> [Task description]:
The exercise asks you to copy every line below in which "this" appears.

> [Dataset records]:
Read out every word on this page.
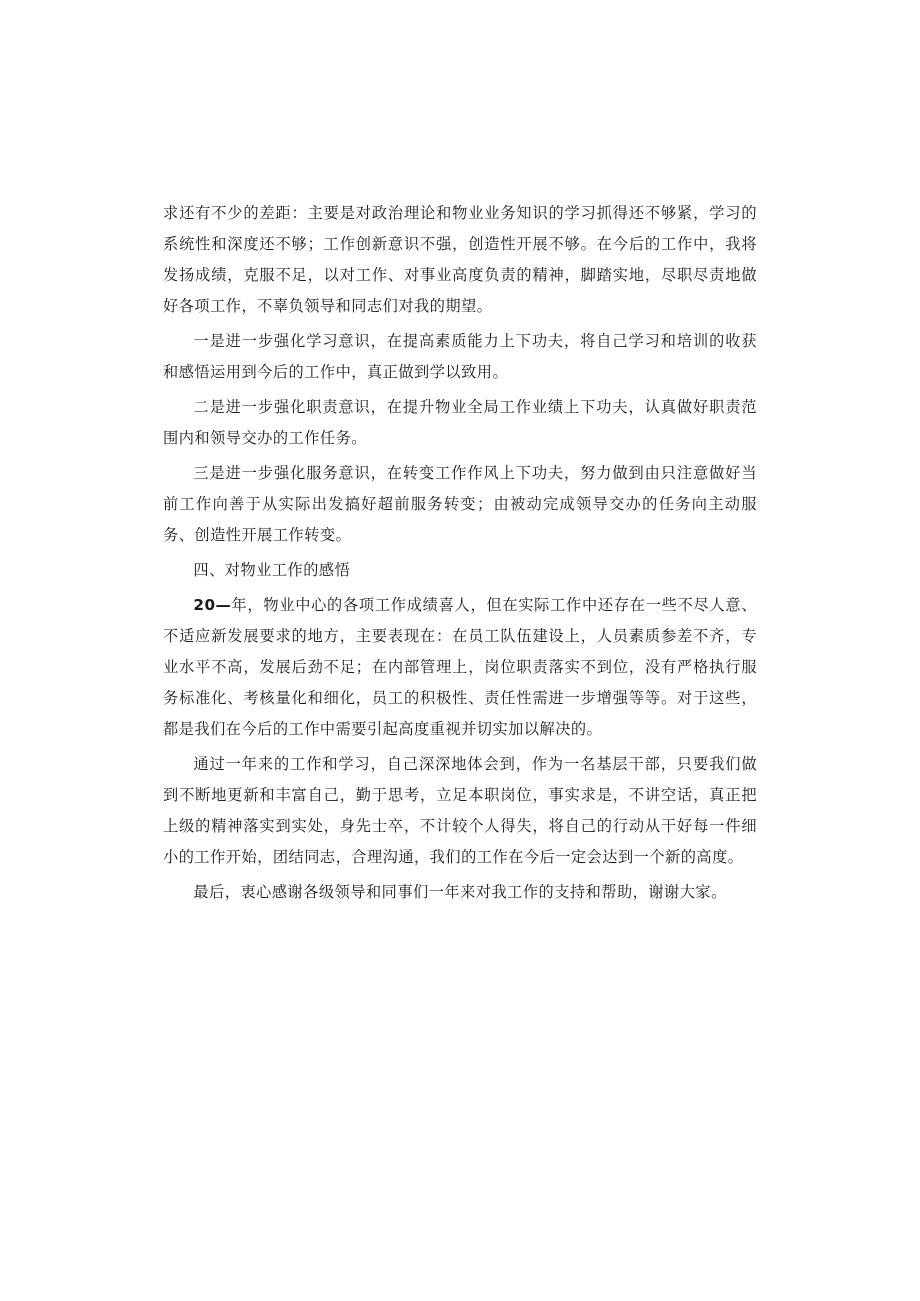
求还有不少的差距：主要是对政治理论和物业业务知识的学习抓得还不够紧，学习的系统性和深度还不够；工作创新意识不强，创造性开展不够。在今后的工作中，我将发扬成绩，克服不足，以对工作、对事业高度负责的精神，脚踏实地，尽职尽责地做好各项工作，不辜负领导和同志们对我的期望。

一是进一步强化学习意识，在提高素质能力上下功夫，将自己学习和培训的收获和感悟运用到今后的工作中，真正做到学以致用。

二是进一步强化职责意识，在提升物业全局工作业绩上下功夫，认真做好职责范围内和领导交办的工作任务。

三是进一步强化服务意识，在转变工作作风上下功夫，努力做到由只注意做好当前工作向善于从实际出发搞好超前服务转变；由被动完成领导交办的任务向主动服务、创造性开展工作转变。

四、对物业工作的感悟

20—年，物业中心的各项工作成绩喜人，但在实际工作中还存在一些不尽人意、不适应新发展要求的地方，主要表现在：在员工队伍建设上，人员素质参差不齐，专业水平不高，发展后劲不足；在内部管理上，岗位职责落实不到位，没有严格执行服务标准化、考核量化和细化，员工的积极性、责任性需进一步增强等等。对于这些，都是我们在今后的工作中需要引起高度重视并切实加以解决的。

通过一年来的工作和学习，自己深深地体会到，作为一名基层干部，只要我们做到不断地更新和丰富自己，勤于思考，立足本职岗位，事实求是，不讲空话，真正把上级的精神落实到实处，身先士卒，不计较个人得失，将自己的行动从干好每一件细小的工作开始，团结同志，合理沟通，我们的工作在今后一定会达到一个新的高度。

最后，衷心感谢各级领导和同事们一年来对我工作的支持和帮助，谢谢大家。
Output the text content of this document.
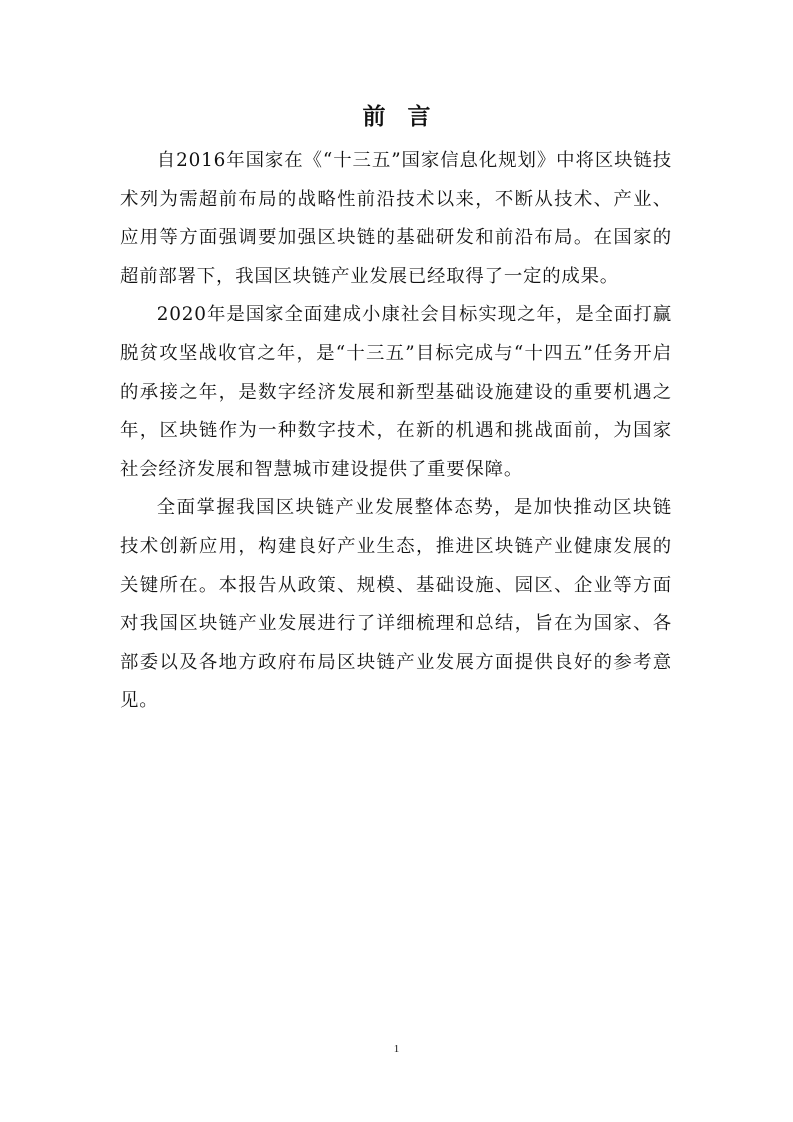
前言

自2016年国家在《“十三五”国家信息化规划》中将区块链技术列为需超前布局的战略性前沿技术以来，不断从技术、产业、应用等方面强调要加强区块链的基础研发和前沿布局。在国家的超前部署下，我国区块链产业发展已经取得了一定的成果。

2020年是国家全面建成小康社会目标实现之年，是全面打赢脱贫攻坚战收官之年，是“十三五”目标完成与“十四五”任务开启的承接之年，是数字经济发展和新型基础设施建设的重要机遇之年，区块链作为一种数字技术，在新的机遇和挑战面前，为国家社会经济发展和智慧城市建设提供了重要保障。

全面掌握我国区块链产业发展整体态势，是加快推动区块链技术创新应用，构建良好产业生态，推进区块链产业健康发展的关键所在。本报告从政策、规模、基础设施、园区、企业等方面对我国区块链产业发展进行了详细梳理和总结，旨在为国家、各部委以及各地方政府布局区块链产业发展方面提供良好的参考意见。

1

> [Full response]:
Read out every word on this page.
Output the text content of this document.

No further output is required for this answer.